--- Begin STORED RECORDS ---

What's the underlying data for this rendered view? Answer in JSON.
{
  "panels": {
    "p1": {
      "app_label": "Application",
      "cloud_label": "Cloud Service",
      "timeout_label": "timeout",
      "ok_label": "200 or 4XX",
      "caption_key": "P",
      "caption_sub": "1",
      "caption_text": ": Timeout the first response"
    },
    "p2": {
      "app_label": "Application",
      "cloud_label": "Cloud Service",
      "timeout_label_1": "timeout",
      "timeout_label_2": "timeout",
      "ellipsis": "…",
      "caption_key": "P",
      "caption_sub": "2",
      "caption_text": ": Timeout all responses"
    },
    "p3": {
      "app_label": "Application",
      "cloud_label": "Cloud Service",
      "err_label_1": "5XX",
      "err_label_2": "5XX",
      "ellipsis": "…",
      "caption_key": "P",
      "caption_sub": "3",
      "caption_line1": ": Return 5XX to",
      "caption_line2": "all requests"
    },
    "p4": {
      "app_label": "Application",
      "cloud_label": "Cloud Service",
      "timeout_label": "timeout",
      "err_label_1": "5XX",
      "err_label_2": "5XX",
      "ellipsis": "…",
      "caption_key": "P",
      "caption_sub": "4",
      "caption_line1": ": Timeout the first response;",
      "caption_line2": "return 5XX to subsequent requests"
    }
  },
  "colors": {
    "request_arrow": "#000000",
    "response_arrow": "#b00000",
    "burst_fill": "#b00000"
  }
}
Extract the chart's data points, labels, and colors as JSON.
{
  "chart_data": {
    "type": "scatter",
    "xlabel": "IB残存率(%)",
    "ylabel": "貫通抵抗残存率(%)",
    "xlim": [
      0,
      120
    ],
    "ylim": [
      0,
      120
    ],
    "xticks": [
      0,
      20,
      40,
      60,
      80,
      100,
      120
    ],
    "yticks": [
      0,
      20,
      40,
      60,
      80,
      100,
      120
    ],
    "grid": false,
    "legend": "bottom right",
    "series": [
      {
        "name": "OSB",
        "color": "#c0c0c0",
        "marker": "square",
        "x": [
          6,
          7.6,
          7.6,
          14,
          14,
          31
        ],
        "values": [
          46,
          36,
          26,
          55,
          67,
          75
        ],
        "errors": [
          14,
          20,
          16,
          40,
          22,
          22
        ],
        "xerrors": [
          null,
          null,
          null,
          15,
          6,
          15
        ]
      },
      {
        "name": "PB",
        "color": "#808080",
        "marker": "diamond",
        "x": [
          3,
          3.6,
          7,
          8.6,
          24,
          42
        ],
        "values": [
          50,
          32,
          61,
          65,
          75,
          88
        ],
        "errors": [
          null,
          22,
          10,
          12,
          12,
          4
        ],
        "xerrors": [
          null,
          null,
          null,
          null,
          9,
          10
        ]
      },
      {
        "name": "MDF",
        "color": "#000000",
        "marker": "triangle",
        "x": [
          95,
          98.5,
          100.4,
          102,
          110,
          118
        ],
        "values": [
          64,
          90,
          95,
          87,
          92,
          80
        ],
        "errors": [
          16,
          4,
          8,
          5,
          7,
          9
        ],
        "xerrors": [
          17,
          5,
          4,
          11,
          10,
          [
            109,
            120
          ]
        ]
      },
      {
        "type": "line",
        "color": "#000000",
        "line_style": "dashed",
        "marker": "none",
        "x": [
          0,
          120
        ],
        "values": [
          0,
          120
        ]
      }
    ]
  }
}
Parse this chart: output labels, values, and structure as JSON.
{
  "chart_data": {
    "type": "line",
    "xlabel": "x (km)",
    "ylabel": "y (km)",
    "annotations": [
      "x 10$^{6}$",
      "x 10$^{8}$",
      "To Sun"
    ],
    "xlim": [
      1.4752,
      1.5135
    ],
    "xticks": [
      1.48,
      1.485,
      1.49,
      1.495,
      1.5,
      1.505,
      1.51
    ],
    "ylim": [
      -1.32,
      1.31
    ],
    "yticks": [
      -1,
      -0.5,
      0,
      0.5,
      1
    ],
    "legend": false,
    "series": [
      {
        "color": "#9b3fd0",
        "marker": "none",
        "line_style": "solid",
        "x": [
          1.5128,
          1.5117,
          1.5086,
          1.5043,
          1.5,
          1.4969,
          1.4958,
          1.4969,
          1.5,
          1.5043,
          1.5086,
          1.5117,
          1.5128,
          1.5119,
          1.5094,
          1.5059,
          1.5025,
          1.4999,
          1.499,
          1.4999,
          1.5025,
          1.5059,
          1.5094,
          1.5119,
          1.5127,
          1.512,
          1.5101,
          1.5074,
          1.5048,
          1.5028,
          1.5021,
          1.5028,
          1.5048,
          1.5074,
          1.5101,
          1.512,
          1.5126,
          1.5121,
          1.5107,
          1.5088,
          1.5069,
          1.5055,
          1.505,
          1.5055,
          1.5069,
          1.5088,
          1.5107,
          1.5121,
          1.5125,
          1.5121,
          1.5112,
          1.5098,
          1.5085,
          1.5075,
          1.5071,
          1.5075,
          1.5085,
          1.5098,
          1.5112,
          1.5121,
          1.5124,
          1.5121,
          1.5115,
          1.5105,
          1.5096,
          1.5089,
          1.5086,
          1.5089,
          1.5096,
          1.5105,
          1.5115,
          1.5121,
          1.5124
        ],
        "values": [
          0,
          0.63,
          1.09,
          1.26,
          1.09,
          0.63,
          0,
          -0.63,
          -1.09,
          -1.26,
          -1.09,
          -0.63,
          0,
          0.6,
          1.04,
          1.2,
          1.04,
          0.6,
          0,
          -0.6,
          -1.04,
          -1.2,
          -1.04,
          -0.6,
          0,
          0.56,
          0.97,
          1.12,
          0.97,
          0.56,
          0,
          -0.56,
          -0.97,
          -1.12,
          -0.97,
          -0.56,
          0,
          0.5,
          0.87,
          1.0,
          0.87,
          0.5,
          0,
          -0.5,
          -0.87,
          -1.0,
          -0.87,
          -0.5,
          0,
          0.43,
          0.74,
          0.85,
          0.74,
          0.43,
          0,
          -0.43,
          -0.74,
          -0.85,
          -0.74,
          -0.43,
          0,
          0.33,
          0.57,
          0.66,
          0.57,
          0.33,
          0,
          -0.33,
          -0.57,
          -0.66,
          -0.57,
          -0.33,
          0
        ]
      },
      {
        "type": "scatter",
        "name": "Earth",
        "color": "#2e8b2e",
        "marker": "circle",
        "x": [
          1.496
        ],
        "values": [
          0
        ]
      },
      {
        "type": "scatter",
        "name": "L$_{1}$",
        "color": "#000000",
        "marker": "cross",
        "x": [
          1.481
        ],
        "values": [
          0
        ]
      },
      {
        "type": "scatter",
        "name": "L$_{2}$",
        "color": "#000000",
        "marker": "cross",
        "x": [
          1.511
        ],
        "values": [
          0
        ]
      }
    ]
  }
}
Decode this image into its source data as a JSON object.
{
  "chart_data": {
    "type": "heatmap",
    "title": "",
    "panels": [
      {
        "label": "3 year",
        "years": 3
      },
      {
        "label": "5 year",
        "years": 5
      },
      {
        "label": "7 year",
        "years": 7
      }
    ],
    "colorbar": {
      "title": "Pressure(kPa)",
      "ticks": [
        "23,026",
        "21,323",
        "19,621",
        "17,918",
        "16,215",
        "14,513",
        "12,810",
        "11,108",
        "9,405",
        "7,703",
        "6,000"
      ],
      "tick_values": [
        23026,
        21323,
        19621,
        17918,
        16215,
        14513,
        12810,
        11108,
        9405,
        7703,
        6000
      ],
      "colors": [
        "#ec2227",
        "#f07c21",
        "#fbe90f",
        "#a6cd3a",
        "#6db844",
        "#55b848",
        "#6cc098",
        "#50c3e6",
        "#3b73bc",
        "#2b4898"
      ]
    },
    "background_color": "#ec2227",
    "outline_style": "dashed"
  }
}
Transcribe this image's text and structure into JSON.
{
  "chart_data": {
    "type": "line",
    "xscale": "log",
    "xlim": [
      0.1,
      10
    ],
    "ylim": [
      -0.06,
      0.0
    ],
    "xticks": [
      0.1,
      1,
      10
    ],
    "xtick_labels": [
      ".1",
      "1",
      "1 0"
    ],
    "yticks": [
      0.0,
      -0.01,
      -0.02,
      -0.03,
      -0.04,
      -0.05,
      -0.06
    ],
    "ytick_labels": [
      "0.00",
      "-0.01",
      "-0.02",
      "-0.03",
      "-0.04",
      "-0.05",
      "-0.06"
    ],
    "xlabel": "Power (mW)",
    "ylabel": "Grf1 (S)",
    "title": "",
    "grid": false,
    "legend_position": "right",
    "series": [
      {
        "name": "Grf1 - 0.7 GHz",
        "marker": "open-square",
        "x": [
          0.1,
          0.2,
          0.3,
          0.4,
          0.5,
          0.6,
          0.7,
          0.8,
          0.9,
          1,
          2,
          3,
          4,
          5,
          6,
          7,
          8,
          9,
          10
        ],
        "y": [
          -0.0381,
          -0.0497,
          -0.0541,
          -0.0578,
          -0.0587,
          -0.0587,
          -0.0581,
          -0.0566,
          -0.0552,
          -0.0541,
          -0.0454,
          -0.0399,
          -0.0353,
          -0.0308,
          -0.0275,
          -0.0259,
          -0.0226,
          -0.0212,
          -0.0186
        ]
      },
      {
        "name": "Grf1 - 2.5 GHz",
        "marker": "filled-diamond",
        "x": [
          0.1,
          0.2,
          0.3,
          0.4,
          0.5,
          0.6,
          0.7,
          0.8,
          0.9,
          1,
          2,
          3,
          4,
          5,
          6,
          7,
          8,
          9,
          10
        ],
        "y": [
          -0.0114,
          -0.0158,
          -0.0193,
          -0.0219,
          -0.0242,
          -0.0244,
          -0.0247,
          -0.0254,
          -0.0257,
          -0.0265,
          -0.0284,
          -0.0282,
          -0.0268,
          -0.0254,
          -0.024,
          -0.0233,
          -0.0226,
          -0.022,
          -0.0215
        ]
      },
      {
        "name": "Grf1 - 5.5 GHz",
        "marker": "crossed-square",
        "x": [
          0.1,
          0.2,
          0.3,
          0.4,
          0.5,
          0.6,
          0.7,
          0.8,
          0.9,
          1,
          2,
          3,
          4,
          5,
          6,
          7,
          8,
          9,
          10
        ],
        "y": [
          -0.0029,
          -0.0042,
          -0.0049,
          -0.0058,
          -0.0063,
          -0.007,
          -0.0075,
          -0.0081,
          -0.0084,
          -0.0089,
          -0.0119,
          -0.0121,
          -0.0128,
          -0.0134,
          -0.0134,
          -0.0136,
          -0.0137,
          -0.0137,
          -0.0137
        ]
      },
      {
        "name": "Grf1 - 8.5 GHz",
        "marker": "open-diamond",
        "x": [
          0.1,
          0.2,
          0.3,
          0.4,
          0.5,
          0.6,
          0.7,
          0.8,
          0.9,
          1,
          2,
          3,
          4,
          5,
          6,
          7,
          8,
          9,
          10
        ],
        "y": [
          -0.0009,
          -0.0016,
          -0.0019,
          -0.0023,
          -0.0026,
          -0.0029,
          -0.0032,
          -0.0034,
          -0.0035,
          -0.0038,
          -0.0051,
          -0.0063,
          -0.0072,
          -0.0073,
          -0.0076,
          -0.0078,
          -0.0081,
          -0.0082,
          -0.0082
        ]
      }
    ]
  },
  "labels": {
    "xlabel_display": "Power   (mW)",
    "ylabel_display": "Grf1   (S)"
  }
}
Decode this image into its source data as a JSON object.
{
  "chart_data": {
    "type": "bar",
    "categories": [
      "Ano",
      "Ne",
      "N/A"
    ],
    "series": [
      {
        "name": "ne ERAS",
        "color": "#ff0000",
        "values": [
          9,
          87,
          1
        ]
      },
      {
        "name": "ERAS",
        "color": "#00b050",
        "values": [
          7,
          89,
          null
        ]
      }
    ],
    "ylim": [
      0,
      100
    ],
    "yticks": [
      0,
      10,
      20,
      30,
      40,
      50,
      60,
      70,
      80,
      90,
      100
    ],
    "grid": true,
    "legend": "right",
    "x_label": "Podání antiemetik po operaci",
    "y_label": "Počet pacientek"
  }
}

--- End STORED RECORDS ---

▶ **PROMPT**:
Reproduce every line from the entries that holds the word "diamond".

▶ **FULL ANSWER**:
        "marker": "diamond",
        "marker": "filled-diamond",
        "marker": "open-diamond",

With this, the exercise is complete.